=== Tasks for this exercise ===
A: In the post on Ruby text processing below, do the following statements agree with it? (i) Adding text after -i, such as "-i.bak", makes Ruby copy the input file first. (ii) The -e option feeds every line of the input file into the script. (iii) The variable $_ holds the contents of the last line matched by gets(). Answer yes or no for each and quote the words that decide it.
B: Turn the paragraph of the Ruby text-processing post that begins "The Ruby interpreter can be run" into a short bulleted list that keeps its main facts.
C: Translate this sentence from the Ruby text-processing post into Spanish: "You can choose to print the results of the script to standard out or to replace the file."

My colleague David showed me some useful ways to use Ruby for simple text processing from the command line. I'm blogging about it here to remind myself how it works. (Thanks for the tip, David!)
The Ruby interpreter can be run in a mode which executes a one-line script against a text file. You can choose to print the results of the script to standard out or to replace the file. In this way, Ruby becomes a text processing tool like awk, sed, and grep.
For example, if you've got a file with a list of recipe names (in "recipe_index.txt") and you'd like it to contain only those recipes that have 'banana' in the title, you'd do something like this:
ruby -ni.bak -e 'print if /banana/i' recipe_index.txt
-n feeds every line of input_file into your script, simulating sed's text file processing
-i applies changes to recipe_index.txt in-place, otherwise prints the results to standard out. If you specify any text after -i, such as "-i.bak", Ruby will first make a copy of your input file and append the extension. In this example, you'd end up with recipe_index.txt.bak
-e specifies a one-line Ruby script to execute, which prints the line only if it matches the case-insensitive regular express 'banana'
You can also use -p if you want to print out every line of the input file as well as your script's result. For example, if you wanted to prepend the number of characters in each line to the beginning of the line, you'd say:
ruby -pe 'print $_.size' input_file"
Note the magic variable $_ (dollar sign underscore) which holds the contents of the last line matched by gets().

=== Entries shown ===
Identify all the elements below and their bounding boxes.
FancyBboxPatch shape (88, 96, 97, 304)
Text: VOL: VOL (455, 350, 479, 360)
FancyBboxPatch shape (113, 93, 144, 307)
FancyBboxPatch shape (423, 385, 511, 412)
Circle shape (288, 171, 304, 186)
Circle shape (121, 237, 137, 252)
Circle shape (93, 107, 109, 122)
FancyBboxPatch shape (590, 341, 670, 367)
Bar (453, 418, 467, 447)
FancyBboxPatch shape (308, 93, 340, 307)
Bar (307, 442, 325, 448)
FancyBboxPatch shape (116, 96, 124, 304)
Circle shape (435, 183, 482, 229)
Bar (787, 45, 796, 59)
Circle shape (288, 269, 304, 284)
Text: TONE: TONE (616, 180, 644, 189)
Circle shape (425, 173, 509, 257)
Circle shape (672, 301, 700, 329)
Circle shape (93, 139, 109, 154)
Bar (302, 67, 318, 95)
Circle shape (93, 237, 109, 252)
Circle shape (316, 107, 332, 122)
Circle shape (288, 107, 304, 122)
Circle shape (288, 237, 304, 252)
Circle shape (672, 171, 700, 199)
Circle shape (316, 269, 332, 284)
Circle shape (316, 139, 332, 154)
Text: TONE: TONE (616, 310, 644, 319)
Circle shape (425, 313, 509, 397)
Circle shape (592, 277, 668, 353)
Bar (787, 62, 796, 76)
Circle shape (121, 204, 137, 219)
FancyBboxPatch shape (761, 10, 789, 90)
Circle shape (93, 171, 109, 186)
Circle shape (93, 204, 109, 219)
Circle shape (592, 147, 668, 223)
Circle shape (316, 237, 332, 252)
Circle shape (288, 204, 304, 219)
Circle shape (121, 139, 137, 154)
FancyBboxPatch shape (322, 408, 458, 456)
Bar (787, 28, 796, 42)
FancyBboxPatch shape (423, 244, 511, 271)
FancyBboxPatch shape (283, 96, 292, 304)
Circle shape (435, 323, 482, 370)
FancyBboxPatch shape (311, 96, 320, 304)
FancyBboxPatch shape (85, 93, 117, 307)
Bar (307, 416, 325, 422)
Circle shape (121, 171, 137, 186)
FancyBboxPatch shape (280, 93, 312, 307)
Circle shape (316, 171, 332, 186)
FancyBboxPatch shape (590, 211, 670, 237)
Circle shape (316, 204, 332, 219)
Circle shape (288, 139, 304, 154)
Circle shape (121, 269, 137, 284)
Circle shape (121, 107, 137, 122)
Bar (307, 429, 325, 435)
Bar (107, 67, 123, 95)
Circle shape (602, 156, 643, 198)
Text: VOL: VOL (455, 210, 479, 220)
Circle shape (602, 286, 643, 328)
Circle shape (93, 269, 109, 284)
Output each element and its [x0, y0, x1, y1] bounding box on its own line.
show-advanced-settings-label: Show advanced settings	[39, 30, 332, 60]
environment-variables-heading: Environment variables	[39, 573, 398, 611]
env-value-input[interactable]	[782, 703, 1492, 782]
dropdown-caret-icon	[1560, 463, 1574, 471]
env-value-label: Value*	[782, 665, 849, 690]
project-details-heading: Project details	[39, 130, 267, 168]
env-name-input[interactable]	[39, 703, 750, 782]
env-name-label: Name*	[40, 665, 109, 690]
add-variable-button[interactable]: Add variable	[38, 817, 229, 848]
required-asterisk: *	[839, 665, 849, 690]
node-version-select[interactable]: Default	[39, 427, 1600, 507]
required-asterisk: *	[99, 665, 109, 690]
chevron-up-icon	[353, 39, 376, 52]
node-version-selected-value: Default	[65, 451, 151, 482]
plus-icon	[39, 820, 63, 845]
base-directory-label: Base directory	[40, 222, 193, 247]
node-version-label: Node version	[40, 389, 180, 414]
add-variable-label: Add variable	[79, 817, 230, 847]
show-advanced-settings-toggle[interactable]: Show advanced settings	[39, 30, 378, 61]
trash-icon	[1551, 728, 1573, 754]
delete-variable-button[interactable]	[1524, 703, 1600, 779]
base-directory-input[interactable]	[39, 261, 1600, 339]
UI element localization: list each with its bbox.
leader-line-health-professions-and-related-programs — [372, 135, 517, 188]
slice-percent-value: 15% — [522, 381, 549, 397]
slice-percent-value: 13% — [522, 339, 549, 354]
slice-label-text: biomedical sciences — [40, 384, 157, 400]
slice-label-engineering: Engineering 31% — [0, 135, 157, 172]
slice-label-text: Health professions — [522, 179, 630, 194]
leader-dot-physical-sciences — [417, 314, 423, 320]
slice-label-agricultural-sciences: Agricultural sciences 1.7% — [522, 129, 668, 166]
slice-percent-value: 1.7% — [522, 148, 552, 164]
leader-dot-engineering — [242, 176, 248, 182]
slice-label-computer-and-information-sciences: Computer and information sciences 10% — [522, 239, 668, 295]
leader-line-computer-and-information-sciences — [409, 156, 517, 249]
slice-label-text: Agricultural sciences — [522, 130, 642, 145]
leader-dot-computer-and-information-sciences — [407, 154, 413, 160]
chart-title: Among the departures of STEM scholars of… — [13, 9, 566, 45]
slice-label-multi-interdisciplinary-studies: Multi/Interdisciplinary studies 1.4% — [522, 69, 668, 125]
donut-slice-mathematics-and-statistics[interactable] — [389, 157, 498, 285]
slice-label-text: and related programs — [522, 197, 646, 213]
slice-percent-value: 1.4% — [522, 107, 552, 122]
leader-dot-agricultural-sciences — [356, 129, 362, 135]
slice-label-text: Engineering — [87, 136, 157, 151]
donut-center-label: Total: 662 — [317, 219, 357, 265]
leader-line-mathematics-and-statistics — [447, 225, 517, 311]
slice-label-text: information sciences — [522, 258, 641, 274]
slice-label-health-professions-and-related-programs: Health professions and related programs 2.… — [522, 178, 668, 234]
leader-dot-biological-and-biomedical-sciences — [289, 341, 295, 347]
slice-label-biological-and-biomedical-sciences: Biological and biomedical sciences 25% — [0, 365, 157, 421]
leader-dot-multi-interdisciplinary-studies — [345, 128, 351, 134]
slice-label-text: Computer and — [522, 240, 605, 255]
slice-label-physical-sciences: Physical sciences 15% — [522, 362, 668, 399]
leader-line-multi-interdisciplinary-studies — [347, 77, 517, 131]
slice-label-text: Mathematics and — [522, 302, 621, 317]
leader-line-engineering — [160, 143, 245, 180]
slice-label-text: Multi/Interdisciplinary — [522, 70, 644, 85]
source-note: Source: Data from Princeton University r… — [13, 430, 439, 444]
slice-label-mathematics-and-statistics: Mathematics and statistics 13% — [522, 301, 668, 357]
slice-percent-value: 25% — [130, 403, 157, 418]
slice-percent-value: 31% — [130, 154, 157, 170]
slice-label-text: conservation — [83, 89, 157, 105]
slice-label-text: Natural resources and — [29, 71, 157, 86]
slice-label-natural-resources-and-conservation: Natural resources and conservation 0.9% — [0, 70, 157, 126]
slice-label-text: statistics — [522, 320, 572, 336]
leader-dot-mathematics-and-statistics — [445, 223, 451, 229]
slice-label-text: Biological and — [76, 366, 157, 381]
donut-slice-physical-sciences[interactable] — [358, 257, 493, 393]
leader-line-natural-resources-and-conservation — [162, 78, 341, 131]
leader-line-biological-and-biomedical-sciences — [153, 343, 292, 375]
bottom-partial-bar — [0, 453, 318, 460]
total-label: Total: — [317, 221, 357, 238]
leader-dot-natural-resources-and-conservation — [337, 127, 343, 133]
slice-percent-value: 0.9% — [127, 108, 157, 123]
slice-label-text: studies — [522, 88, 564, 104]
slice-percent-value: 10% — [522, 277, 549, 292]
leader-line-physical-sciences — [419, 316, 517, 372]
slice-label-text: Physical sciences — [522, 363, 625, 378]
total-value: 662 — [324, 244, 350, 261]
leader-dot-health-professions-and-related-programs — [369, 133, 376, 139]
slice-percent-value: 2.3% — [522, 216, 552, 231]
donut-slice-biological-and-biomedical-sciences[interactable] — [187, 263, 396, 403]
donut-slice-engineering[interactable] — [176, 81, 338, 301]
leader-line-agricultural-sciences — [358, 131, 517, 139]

=== Solutions per task ===
A:
(i) Yes: "If you specify any text after -i, such as "-i.bak", Ruby will first make a copy of your input file and append the extension."
(ii) No: "-n feeds every line of input_file into your script"
(iii) Yes: "which holds the contents of the last line matched by gets()"

B:
- The Ruby interpreter has a mode that runs a one-line script against a text file.
- The script's results can go to standard out or replace the file.
- This makes Ruby a text processing tool like awk, sed, and grep.

C: Puedes elegir imprimir los resultados del script en la salida estándar o reemplazar el archivo.